__Data section__.

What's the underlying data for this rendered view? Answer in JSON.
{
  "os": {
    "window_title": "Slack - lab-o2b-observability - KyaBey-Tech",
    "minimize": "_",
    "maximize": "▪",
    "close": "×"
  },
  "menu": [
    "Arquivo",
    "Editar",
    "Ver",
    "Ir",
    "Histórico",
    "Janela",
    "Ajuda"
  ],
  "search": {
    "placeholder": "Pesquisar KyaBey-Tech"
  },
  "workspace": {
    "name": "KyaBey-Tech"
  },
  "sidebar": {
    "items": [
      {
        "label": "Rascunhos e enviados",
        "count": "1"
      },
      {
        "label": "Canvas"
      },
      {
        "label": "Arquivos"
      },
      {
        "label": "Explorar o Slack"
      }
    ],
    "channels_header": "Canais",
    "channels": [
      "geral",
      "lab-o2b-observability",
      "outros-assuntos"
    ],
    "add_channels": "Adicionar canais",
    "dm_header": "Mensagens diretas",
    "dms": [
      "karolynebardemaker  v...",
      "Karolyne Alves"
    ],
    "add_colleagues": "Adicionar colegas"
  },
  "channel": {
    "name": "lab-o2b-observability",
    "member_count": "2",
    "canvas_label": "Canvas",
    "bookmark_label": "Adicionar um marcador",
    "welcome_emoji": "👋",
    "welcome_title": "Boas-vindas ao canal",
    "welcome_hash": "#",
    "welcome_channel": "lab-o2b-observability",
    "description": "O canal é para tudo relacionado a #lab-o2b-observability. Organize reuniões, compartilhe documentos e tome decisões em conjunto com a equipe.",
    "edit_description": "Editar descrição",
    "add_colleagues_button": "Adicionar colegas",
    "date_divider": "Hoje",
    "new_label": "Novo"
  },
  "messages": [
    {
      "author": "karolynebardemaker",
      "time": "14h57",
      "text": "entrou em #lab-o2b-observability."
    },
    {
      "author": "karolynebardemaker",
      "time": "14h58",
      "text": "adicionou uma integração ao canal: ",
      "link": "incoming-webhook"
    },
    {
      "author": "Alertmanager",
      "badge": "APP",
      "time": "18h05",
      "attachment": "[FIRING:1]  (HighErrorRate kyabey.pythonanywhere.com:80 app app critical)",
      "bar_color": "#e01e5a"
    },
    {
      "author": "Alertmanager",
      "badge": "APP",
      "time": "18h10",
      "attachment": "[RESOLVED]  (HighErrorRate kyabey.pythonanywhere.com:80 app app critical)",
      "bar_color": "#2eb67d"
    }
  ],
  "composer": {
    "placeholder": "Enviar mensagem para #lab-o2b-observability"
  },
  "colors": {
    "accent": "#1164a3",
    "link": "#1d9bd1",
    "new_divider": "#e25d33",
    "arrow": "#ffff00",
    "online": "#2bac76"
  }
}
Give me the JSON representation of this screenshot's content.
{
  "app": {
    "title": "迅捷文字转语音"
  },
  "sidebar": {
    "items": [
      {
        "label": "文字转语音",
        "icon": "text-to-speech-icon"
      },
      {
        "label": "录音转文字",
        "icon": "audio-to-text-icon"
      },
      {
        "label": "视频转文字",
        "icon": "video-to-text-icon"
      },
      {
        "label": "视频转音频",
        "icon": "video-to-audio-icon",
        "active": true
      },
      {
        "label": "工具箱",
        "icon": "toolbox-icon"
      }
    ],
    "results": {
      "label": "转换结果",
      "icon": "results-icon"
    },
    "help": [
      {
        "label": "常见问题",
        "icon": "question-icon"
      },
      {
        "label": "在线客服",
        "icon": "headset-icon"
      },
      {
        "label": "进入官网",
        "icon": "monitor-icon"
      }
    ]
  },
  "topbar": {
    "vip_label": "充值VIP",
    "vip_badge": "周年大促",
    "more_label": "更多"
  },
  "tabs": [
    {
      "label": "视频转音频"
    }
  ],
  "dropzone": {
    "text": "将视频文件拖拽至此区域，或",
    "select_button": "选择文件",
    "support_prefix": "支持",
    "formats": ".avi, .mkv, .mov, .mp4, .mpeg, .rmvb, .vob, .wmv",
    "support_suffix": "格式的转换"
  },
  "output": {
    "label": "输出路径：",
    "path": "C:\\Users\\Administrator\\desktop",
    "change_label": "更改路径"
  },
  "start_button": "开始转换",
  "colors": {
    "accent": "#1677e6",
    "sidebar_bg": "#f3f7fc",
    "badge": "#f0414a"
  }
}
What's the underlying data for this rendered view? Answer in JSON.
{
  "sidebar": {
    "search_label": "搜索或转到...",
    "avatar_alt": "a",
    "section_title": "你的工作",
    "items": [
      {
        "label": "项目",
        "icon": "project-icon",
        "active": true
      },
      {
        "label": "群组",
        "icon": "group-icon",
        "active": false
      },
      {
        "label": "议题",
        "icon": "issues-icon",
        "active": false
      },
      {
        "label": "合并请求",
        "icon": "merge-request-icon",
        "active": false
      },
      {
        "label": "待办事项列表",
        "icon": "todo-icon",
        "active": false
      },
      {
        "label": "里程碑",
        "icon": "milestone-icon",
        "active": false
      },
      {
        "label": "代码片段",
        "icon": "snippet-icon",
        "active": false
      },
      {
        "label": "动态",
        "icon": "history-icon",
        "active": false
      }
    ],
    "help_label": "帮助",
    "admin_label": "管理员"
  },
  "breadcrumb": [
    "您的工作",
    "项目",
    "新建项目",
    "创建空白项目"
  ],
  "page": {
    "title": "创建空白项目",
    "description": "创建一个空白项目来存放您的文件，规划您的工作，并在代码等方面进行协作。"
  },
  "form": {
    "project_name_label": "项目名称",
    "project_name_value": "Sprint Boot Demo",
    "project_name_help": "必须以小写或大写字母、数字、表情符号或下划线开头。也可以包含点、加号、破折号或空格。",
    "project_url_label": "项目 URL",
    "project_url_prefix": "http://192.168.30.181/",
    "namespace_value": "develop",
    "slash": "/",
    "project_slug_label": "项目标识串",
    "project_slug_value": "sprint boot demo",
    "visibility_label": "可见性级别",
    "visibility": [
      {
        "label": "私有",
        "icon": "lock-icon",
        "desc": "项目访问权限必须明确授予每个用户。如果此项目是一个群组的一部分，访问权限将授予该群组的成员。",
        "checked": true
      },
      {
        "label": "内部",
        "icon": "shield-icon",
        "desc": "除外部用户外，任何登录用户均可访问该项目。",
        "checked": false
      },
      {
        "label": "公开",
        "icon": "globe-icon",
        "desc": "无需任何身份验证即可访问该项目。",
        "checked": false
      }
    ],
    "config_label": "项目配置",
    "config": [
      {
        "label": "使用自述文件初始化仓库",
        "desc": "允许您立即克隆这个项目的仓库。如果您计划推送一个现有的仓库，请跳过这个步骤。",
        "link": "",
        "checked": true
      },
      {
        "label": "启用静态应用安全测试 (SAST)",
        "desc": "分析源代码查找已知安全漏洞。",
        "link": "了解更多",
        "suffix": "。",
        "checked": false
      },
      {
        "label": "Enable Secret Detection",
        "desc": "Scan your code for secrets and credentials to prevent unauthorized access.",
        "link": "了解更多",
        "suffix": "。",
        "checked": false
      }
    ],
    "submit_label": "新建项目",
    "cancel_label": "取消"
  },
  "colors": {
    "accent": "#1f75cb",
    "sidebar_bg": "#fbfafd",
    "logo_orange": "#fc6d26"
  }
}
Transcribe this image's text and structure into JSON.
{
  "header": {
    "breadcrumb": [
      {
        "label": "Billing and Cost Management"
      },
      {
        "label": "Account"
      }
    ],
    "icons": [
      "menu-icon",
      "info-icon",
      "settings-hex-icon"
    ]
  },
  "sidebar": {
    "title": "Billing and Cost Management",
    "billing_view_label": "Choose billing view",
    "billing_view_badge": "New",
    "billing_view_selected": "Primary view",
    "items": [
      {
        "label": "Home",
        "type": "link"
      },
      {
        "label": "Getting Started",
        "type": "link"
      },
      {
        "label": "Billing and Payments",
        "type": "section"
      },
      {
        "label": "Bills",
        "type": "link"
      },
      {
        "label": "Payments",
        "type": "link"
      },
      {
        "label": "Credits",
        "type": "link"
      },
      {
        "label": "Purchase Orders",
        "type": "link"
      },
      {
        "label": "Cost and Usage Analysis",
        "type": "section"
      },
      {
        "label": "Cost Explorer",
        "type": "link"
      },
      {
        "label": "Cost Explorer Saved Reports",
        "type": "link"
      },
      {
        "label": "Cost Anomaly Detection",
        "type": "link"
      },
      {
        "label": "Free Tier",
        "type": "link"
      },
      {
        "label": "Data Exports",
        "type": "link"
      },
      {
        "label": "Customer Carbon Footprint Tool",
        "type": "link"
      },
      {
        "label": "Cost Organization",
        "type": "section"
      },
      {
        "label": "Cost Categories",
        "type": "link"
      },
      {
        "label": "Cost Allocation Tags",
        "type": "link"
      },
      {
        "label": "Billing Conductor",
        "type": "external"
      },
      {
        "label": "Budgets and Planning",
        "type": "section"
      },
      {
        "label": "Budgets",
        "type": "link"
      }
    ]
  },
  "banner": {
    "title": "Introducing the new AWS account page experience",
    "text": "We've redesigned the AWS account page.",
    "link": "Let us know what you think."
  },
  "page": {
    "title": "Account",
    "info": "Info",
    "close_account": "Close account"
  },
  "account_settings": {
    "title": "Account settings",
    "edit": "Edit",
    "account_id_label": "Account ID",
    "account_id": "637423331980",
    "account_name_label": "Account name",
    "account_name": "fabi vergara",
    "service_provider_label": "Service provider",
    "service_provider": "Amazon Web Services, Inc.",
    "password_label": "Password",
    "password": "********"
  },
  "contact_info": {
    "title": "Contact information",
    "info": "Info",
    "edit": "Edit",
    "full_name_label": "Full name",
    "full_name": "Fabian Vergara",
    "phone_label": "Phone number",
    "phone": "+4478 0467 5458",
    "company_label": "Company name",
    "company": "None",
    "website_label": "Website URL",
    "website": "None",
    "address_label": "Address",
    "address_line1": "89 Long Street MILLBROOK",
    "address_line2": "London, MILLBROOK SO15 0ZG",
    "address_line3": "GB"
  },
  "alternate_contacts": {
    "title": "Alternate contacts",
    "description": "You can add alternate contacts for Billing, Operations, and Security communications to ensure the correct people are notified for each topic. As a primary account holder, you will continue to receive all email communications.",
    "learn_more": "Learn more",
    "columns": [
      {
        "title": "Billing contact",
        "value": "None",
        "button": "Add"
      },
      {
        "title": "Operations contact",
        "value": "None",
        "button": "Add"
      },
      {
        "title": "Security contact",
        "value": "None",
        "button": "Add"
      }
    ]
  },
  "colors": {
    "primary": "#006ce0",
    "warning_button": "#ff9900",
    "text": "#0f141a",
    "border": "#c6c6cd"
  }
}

__Short problem__.
Select all lines with the word "Explorer" from the entries above.

__Result__.
        "label": "Cost Explorer",
        "label": "Cost Explorer Saved Reports",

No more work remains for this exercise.